**What the task requires**. Find each line with the string "this" and report it.

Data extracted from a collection
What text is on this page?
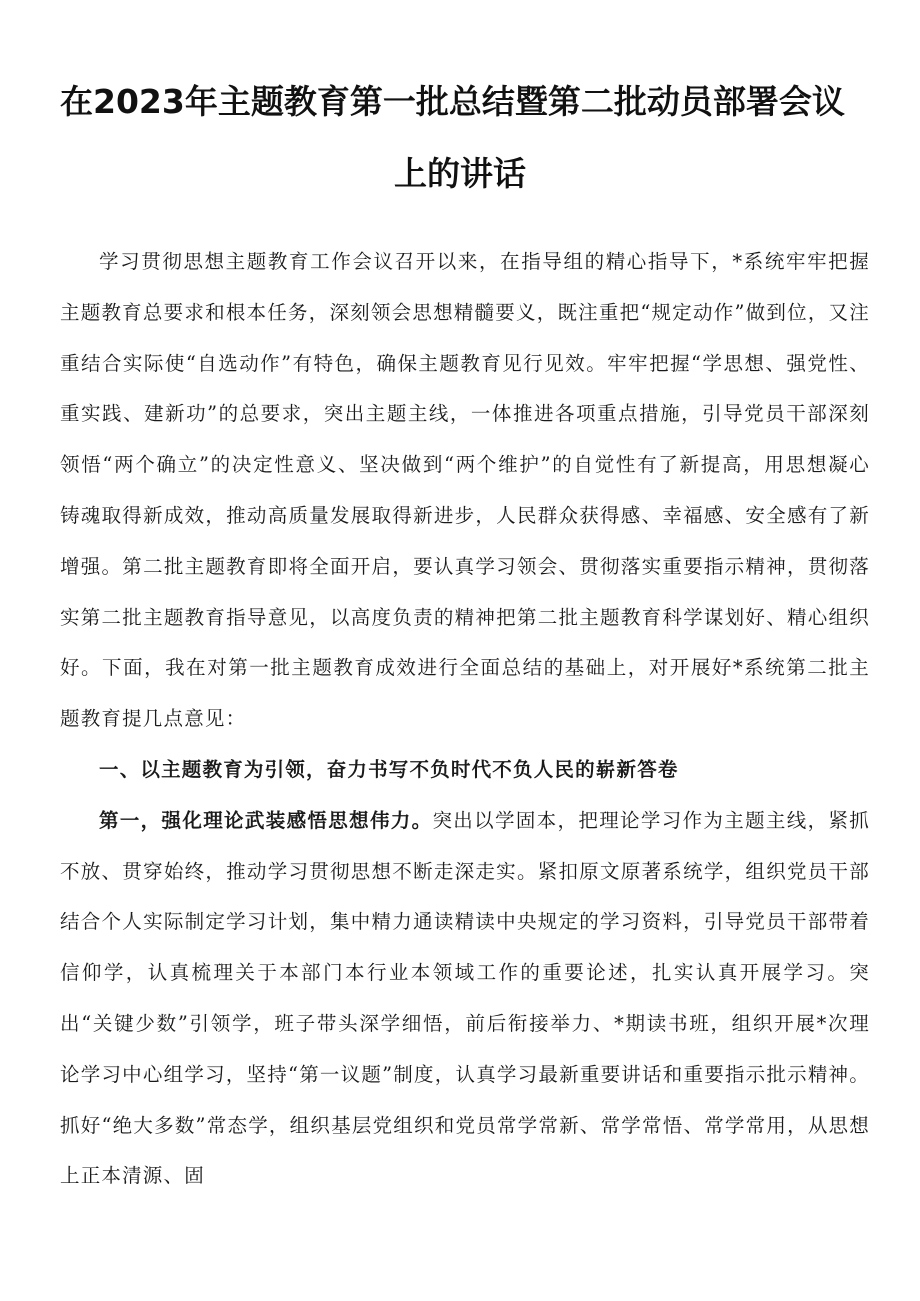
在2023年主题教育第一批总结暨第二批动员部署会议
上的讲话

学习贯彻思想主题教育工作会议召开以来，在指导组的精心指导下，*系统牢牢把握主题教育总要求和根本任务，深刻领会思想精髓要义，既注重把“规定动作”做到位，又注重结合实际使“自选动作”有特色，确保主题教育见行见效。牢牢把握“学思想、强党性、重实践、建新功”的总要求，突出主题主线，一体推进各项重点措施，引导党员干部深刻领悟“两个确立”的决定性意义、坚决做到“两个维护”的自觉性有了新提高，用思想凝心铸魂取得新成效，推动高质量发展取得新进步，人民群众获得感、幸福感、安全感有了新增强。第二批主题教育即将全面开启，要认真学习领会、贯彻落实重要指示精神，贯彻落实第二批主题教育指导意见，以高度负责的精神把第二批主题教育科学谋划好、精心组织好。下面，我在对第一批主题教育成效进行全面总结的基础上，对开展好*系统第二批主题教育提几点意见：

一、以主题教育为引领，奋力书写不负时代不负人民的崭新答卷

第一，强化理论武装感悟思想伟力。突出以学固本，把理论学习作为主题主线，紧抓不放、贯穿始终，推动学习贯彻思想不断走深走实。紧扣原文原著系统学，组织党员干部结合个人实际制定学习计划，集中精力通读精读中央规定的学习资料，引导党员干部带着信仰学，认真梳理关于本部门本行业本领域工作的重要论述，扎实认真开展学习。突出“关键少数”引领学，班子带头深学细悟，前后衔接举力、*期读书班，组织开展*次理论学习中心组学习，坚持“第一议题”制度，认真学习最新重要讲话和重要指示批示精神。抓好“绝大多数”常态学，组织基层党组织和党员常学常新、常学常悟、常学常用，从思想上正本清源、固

==

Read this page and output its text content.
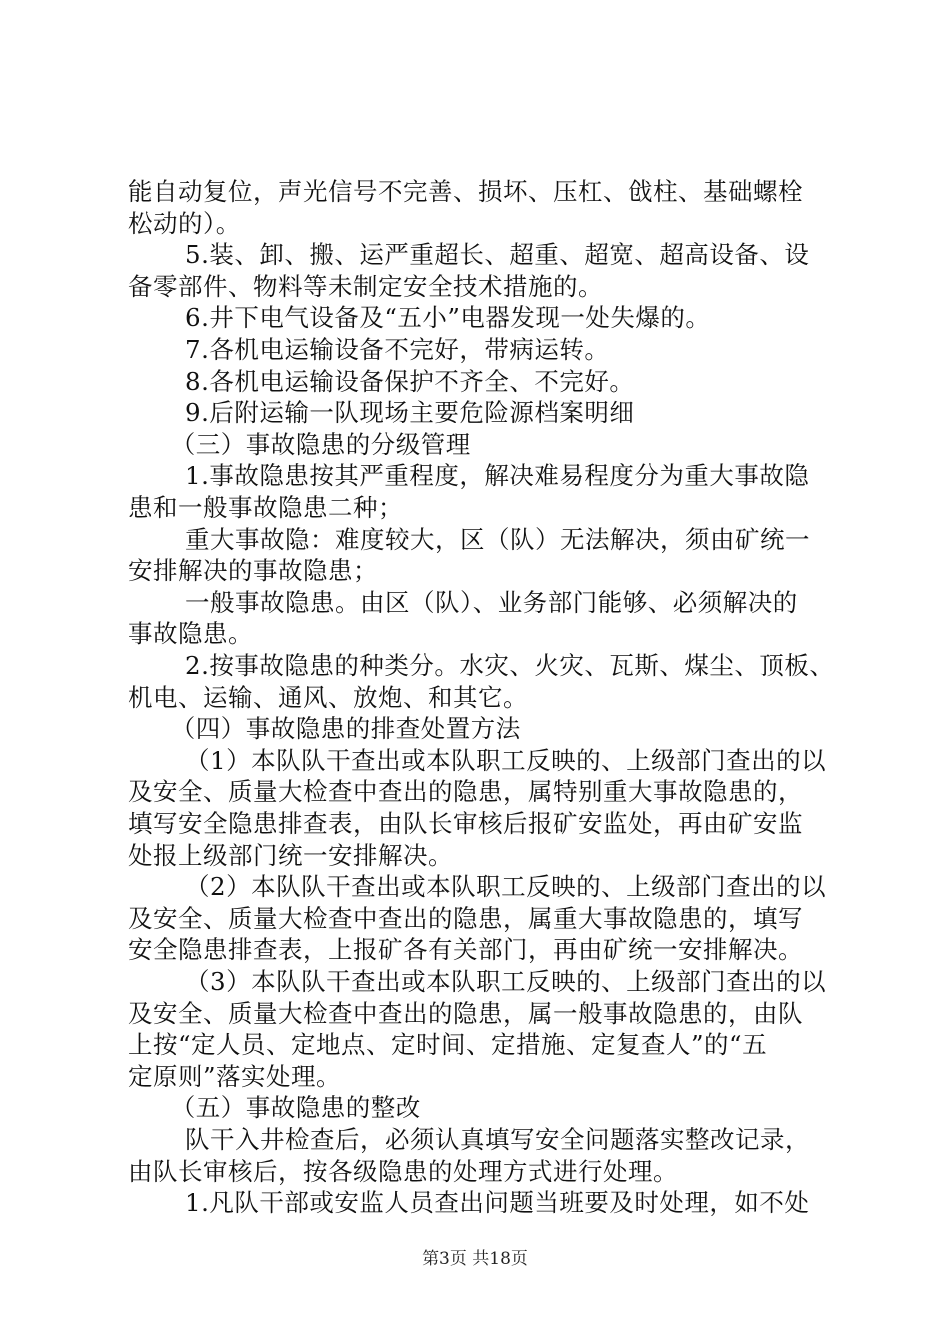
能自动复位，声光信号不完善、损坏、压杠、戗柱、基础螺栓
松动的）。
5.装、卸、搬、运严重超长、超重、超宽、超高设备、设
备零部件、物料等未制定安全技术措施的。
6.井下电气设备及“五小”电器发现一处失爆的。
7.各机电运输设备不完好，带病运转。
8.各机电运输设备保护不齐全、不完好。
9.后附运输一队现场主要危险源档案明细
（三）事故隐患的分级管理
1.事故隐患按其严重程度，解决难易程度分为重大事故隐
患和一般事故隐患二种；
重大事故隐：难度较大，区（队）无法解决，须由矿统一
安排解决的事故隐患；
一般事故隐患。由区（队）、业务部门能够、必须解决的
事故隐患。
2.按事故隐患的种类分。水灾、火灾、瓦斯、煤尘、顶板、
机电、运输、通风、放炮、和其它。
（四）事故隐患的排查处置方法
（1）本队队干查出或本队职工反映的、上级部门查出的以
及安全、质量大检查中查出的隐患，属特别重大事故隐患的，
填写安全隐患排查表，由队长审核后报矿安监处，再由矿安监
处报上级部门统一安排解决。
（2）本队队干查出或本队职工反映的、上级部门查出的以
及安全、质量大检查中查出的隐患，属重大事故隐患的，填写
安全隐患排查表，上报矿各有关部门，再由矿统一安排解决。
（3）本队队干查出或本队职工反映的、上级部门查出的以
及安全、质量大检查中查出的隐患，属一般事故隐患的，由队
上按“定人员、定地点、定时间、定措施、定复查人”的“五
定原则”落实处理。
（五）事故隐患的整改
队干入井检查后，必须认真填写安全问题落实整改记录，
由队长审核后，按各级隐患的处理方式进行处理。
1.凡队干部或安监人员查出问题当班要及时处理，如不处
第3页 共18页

**The reply**.
What text is on this page?
Read this page and output its text content.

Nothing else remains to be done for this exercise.